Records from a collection
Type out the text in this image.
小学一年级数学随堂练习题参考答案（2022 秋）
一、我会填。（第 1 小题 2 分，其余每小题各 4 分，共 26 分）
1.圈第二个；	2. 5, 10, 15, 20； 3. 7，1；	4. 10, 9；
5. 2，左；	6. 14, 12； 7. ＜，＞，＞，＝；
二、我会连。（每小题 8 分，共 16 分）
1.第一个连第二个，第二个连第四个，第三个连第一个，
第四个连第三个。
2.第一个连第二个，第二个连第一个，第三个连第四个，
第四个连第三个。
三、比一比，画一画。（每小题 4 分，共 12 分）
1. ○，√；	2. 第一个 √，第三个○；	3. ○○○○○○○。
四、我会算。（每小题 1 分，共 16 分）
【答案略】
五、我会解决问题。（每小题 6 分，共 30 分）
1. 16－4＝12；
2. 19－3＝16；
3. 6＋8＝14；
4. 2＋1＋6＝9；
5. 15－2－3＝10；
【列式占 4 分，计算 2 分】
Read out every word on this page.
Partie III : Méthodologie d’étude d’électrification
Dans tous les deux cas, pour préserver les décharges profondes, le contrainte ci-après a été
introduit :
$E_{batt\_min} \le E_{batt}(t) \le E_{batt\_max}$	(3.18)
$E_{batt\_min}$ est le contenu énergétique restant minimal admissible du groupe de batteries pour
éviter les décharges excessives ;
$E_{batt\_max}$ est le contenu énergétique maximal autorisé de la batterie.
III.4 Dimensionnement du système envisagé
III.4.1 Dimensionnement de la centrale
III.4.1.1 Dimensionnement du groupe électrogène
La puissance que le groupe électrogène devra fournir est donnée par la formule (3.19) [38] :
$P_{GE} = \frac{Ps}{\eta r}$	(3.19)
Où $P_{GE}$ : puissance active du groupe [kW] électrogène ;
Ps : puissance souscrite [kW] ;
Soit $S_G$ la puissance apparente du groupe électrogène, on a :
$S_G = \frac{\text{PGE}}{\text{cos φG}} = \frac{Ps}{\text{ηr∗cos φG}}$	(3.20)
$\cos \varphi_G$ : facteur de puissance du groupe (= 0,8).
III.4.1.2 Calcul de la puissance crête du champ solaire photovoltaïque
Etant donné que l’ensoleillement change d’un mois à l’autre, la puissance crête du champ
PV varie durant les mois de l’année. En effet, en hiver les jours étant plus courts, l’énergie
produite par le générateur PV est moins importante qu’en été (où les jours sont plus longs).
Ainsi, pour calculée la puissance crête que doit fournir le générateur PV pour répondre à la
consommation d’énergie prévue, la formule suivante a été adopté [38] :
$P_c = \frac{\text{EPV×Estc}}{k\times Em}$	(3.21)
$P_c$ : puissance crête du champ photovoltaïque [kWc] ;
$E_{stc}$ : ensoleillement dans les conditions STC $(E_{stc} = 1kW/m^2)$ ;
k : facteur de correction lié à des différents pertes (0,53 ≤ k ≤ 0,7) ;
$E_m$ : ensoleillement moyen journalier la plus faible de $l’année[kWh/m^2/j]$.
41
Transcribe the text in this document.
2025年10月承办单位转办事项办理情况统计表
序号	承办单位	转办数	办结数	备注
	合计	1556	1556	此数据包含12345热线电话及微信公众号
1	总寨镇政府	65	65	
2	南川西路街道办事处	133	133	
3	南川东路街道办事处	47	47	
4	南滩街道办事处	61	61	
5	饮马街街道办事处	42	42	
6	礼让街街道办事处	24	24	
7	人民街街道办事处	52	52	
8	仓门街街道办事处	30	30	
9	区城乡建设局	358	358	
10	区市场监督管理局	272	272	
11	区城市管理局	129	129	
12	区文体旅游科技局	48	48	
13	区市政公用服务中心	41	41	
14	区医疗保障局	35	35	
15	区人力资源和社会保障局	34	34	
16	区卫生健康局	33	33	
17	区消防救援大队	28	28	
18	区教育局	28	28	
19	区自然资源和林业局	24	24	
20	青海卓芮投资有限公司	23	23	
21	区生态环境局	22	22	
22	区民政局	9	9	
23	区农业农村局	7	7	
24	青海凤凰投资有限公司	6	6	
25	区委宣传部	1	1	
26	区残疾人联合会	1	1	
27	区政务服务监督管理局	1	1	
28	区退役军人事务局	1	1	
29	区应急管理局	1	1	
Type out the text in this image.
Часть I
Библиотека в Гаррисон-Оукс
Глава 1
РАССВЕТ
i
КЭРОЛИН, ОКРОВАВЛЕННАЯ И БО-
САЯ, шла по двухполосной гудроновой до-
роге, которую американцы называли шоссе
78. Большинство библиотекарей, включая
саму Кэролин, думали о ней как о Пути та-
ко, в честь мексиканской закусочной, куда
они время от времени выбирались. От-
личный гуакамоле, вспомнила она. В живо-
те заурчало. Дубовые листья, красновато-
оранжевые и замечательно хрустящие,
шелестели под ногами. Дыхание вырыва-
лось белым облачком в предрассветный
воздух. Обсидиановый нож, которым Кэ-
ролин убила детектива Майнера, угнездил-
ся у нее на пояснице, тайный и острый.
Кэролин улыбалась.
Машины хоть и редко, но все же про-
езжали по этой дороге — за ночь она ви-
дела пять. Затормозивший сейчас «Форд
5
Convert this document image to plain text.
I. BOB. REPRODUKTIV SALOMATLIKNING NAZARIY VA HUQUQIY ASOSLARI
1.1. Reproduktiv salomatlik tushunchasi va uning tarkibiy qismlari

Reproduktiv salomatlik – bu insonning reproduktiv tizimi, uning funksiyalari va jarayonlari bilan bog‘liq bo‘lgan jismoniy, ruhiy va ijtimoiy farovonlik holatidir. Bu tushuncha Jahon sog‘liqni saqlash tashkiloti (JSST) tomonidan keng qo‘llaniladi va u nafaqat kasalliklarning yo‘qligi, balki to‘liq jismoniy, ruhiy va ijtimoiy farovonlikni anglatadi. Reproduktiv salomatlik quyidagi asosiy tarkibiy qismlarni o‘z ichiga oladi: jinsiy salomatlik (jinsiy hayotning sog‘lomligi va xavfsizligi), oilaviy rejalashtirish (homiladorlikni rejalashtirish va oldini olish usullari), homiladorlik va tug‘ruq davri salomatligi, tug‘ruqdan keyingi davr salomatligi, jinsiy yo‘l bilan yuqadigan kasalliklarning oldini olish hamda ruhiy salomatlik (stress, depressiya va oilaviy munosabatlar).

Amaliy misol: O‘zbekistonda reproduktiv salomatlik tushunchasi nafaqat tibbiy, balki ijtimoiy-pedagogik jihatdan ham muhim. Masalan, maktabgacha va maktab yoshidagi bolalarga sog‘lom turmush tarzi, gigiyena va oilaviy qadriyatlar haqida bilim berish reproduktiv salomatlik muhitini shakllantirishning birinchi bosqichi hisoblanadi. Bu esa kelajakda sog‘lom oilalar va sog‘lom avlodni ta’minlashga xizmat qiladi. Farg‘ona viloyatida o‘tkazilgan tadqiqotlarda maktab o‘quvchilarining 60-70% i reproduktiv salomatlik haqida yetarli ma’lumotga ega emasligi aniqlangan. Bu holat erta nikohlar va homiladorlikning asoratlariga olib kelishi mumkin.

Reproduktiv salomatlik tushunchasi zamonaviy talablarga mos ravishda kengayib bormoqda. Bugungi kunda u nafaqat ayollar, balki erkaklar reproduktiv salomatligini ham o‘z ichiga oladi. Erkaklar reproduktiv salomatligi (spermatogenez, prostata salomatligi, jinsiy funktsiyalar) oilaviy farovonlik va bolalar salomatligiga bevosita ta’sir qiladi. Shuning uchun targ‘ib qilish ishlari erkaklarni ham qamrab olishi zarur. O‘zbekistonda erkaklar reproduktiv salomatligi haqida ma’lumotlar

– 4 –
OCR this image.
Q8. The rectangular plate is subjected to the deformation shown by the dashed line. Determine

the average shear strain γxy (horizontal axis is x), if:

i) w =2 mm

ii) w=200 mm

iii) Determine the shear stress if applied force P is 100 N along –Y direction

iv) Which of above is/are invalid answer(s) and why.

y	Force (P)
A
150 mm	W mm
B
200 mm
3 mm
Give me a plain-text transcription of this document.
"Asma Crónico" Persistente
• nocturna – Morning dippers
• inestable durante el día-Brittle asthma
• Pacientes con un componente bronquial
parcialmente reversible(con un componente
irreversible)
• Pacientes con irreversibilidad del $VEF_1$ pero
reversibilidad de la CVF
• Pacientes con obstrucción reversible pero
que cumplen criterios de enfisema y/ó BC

_Objective_.
Take the line with "OCR this image." and all lines after it to the last line, and reproduce them exactly.

_Result of this task_.
OCR this image.
Q8. The rectangular plate is subjected to the deformation shown by the dashed line. Determine

the average shear strain γxy (horizontal axis is x), if:

i) w =2 mm

ii) w=200 mm

iii) Determine the shear stress if applied force P is 100 N along –Y direction

iv) Which of above is/are invalid answer(s) and why.

y	Force (P)
A
150 mm	W mm
B
200 mm
3 mm
Give me a plain-text transcription of this document.
"Asma Crónico" Persistente
• nocturna – Morning dippers
• inestable durante el día-Brittle asthma
• Pacientes con un componente bronquial
parcialmente reversible(con un componente
irreversible)
• Pacientes con irreversibilidad del $VEF_1$ pero
reversibilidad de la CVF
• Pacientes con obstrucción reversible pero
que cumplen criterios de enfisema y/ó BC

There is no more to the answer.